§ **EXTRACTED RECORDS**:
· · · · ·
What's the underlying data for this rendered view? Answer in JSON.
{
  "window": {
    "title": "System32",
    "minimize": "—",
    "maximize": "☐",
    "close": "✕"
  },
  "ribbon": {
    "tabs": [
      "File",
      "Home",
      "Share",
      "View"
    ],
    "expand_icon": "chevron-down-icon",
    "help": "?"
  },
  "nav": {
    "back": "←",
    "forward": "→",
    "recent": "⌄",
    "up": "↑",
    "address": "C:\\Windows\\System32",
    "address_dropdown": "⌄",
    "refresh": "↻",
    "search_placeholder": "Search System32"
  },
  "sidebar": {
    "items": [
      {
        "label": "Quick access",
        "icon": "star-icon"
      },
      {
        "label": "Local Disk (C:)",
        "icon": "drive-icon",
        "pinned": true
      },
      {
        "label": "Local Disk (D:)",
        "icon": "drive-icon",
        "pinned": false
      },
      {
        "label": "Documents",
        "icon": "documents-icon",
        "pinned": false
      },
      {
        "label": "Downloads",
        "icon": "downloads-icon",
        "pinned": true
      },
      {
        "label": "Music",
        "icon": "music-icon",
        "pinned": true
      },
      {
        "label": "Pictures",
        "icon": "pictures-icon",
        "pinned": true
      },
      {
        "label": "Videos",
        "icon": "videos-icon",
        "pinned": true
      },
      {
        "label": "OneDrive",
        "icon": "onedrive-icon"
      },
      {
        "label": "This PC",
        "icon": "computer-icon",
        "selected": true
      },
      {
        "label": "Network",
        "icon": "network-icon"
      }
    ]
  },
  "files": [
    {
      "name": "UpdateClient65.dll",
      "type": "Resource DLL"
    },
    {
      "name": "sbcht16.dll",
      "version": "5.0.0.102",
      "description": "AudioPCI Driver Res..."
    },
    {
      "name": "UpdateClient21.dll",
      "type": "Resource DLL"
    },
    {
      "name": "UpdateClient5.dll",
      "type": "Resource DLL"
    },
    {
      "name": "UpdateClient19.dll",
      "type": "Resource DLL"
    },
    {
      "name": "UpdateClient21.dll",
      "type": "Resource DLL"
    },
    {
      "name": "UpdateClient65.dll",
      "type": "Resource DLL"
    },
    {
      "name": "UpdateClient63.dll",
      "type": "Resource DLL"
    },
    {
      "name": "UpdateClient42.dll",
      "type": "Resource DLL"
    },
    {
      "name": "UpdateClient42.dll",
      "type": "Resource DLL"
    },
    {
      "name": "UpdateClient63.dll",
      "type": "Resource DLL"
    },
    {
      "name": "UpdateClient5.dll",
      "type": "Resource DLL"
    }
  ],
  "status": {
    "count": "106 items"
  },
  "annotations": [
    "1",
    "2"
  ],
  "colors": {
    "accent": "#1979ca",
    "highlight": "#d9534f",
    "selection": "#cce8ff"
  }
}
· · · · ·
§ **SET PROBLEM**:
Each line in the listing above that contains "Local" should be copied.

§ **CORRECT ANSWER**:
        "label": "Local Disk (C:)",
        "label": "Local Disk (D:)",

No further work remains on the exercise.